_EXERCISE DESCRIPTION_
Check the listing below for lines with the word "this" and say how many there are, with nothing but the number.

_DATA FOR PROCESSING_
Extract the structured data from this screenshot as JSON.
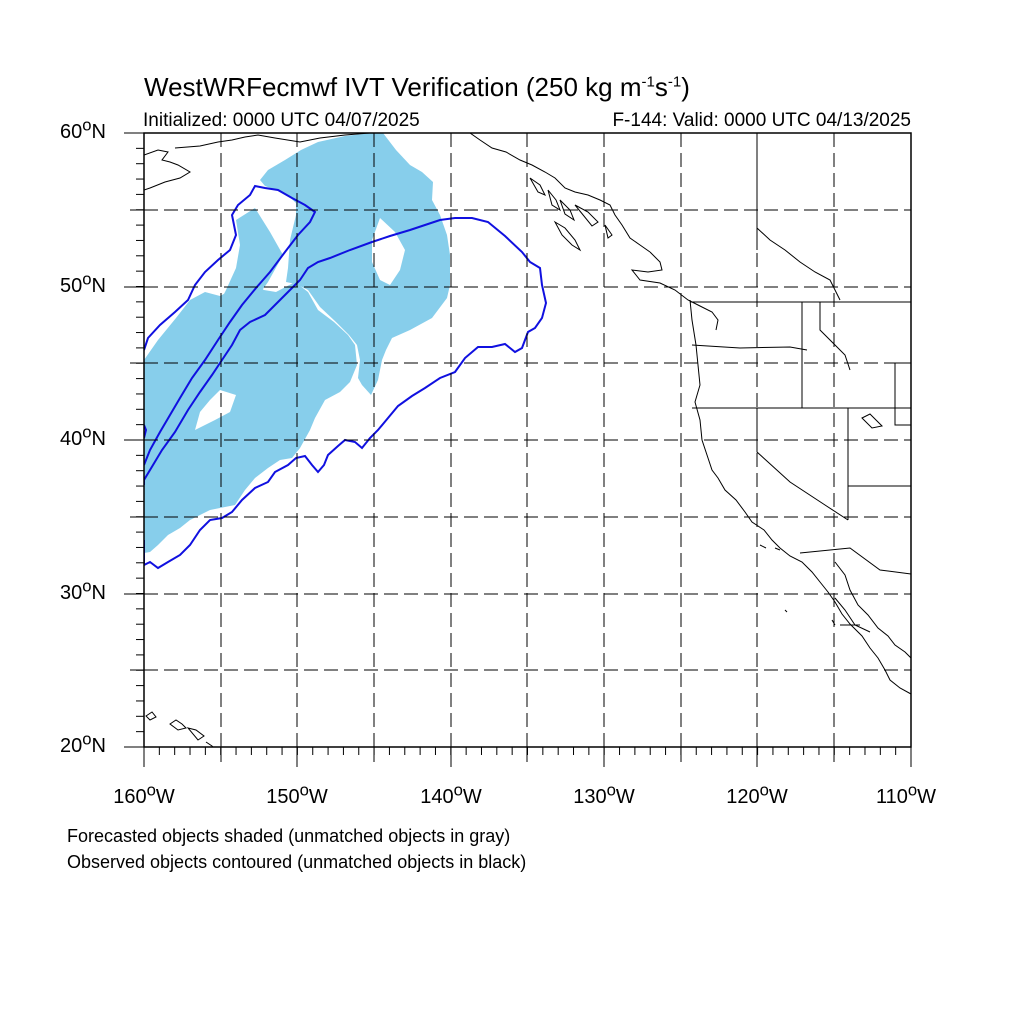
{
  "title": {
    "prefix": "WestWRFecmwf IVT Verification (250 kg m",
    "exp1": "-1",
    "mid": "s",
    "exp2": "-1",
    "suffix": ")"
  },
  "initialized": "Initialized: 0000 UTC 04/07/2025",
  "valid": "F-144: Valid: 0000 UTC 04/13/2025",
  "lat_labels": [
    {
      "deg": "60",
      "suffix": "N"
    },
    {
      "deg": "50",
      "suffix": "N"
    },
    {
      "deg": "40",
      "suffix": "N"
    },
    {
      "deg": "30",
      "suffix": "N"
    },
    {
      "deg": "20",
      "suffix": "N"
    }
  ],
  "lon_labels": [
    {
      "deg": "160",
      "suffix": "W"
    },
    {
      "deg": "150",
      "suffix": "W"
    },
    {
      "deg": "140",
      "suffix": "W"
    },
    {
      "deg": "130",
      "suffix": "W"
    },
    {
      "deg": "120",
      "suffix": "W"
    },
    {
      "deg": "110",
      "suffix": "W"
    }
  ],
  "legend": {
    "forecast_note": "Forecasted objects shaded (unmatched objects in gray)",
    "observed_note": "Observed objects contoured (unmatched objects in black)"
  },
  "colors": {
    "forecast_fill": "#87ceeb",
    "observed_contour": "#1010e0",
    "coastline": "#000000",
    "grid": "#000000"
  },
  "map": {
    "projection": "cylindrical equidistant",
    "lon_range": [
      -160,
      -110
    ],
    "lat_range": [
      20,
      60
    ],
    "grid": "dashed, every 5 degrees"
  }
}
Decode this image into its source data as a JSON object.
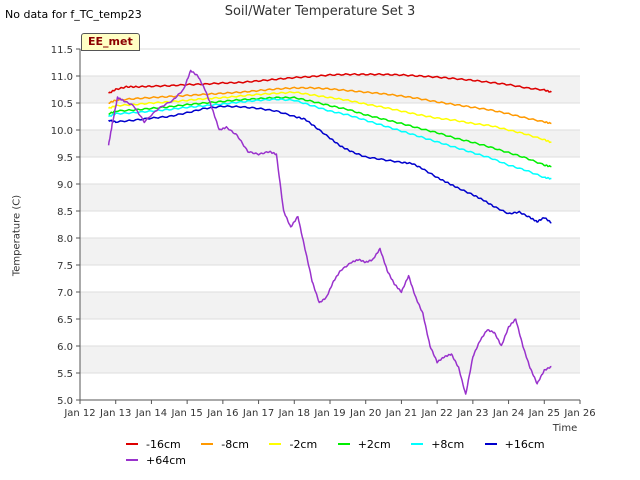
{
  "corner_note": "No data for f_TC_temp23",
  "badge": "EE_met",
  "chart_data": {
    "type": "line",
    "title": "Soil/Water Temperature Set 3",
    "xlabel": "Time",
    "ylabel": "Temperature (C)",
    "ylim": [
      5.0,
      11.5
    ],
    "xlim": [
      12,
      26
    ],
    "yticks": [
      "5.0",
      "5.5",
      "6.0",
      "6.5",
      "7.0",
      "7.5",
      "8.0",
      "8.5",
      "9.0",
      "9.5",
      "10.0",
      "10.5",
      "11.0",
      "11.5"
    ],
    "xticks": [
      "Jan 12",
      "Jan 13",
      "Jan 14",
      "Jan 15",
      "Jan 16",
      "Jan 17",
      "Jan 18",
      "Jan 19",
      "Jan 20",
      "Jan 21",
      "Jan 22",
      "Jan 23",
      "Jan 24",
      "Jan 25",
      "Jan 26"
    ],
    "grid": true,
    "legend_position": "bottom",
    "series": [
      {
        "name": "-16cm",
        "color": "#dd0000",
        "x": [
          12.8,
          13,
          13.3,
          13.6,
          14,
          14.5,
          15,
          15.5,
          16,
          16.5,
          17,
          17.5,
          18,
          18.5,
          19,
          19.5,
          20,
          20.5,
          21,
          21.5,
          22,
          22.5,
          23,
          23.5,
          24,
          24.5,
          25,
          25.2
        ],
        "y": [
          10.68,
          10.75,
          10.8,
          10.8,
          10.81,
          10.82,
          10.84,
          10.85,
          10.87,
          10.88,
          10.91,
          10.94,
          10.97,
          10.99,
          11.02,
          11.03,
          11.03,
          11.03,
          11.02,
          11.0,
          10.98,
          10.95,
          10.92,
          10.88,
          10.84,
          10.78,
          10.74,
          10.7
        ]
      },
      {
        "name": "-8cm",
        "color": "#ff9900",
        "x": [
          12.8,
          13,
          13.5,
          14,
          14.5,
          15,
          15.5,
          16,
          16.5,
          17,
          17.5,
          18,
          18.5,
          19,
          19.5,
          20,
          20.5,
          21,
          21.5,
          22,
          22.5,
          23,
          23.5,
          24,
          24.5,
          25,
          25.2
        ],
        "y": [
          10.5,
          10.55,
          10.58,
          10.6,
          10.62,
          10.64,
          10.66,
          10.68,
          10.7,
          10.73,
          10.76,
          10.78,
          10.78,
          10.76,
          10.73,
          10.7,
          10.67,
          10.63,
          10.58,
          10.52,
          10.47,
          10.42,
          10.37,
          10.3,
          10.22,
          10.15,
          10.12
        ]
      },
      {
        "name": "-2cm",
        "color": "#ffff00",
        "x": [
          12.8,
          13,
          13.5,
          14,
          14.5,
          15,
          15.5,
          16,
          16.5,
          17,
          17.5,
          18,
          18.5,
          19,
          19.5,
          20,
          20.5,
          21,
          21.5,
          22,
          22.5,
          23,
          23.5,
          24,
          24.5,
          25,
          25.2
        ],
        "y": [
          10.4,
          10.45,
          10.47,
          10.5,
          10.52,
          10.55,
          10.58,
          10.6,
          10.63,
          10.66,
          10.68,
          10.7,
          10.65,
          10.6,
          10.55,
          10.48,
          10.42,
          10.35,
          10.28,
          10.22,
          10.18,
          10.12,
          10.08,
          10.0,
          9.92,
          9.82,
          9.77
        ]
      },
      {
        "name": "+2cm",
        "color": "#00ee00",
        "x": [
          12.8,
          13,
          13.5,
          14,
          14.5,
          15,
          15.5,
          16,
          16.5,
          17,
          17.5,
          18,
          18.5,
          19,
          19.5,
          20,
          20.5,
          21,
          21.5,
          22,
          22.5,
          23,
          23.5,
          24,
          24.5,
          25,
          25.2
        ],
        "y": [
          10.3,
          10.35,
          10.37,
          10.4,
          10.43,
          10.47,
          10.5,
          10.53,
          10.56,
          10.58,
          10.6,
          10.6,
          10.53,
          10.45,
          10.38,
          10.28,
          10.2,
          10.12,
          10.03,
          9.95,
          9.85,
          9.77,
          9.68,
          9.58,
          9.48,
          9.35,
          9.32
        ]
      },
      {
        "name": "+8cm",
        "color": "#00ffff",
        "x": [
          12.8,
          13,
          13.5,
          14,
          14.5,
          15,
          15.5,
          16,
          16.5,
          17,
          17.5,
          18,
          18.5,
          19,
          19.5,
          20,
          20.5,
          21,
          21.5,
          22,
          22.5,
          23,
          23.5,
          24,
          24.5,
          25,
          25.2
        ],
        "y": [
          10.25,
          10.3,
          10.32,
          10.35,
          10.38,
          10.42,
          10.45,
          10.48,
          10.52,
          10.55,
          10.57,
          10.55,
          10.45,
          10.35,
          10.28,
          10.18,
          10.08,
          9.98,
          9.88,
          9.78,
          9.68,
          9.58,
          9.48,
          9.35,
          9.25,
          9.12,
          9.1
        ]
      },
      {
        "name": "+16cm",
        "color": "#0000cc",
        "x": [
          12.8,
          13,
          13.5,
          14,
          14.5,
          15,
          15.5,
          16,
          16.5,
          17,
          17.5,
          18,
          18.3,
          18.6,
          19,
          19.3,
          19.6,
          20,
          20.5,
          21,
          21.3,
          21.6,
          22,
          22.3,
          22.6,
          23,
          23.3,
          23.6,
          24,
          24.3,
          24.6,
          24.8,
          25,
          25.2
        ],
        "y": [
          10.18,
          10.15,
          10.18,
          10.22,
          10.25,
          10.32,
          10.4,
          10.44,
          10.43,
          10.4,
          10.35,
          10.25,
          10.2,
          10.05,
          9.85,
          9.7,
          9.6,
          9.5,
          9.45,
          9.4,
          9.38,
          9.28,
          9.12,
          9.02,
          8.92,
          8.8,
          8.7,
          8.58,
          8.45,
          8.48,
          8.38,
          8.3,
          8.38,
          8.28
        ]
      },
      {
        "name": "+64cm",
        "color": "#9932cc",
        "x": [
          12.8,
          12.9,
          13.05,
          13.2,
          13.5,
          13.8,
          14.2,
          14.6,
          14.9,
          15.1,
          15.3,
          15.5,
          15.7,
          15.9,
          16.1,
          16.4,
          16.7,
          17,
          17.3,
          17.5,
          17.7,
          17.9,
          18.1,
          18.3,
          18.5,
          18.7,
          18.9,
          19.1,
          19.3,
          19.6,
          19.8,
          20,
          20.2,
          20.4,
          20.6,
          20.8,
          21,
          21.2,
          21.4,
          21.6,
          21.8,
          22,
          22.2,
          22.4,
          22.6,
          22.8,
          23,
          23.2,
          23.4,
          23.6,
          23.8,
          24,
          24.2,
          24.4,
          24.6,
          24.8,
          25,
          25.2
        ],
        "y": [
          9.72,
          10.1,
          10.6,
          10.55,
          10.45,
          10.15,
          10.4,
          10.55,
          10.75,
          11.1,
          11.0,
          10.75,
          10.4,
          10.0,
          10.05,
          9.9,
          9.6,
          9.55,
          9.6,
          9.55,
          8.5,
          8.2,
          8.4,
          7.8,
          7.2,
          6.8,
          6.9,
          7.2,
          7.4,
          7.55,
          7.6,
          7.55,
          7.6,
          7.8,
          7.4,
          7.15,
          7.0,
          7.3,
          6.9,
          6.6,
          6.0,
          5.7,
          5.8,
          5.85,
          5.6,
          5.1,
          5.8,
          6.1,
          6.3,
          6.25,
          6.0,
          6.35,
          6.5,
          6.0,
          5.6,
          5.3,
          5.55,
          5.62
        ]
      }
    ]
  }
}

_COMPLETED EXERCISE_
2